• 任务说明
请用两句话概括下面的摘录文本。

• 摘录文本
——
3. Table Panel(表格面板)

json
{
  "id": 3,
  "title": "Pod List",
  "type": "table",
  "gridPos": {
    "h": 8,
    "w": 12,
    "x": 0,
    "y": 0
  },
  "targets": [
    {
      "expr": "kube_pod_info",
      "format": "table",
      "instant": true,
      "refId": "A"
    }
  ],
  "transformations": [
    {
      "id": "organize",
      "options": {
        "excludeByName": {
          "Time": true,
          "__name__": true
        },
        "indexByName": {},
        "renameByName": {
          "pod": "Pod Name",
          "namespace": "Namespace",
          "node": "Node"
        }
      }
    }
  ]
}

4. Pie Chart Panel(饼图)

json
{
  "id": 4,
  "title": "Resource Distribution",
  "type": "piechart",
  "gridPos": {
    "h": 8,
    "w": 6,
    "x": 0,
    "y": 0
  },
  "targets": [
    {
      "expr": "sum(kube_pod_container_resource_requests{resource=\"cpu\"}) by (namespace)",
      "legendFormat": "{{namespace}}",
      "refId": "A"
——
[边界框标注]
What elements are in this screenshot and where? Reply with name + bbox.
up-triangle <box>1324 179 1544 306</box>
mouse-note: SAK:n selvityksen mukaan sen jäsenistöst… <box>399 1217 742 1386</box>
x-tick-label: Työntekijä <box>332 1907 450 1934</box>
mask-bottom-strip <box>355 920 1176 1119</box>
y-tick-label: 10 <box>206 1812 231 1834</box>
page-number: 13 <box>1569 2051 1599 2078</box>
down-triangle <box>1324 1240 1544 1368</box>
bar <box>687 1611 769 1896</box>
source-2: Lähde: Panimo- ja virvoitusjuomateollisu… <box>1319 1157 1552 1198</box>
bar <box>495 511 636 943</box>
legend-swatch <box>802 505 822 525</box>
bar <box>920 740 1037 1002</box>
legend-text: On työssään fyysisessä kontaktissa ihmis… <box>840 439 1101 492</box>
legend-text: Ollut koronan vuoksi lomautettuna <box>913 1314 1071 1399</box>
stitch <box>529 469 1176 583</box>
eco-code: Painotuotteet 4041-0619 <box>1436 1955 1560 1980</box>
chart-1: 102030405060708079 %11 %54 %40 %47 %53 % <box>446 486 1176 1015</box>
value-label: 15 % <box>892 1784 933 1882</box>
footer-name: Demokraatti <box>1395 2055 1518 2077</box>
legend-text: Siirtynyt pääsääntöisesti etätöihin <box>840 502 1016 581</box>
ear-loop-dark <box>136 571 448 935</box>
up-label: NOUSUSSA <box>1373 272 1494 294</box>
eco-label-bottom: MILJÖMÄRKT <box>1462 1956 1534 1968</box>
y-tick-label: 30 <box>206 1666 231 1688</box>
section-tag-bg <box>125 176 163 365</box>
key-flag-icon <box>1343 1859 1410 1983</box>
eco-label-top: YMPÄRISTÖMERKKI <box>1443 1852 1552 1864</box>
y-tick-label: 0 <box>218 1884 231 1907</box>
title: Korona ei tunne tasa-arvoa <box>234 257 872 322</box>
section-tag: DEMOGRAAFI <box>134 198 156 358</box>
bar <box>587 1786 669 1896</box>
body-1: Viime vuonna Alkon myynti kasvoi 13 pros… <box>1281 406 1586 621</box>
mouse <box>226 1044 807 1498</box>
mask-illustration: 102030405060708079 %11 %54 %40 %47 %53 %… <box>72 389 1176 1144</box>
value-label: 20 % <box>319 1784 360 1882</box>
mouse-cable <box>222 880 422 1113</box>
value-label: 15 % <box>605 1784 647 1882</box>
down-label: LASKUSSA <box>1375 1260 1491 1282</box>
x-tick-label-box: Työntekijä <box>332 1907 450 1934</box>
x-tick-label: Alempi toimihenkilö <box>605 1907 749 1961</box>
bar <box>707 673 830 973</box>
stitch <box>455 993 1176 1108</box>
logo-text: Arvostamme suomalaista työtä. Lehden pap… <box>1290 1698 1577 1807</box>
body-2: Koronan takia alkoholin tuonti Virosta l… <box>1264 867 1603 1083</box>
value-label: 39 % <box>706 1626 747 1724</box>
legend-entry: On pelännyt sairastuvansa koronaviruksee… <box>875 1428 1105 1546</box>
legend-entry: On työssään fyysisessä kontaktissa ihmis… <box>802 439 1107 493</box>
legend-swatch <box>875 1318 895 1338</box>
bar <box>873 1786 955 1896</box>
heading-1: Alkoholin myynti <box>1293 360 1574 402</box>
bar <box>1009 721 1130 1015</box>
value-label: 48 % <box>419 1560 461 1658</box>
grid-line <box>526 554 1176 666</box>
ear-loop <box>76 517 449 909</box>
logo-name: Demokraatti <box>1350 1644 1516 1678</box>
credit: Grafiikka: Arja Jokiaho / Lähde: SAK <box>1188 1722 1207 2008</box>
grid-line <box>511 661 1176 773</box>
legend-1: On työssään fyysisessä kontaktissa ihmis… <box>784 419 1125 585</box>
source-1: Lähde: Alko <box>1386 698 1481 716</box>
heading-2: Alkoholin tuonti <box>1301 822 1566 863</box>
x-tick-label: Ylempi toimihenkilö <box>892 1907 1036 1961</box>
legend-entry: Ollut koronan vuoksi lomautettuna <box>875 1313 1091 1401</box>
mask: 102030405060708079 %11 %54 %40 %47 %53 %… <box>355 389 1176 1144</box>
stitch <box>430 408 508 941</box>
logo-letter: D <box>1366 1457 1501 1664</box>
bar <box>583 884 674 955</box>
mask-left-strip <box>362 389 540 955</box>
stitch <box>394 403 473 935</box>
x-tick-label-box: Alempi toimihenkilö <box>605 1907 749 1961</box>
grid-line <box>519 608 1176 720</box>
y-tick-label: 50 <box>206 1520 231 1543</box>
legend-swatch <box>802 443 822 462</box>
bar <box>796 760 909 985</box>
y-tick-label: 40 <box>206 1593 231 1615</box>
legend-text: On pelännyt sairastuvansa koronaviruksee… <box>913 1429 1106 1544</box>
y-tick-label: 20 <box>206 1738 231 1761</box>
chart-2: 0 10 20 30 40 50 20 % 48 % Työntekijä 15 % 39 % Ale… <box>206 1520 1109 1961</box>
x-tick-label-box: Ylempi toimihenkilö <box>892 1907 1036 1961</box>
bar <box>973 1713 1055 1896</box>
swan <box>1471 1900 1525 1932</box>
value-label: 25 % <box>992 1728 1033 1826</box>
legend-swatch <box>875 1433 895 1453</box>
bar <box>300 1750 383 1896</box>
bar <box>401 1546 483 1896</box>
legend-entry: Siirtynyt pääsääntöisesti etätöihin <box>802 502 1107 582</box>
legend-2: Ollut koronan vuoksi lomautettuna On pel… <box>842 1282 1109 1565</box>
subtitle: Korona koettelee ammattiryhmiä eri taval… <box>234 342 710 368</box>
——
• 任务答案
表格面板（id 为 3，标题“Pod List”，高 8、宽 12）以表格格式即时查询 kube_pod_info，并通过 organize 转换隐藏 Time 和 __name__ 字段，把 pod、namespace、node 重命名为“Pod Name”“Namespace”“Node”。饼图面板（id 为 4，标题“Resource Distribution”，高 8、宽 6）按 namespace 对 resource 为 cpu 的 kube_pod_container_resource_requests 求和。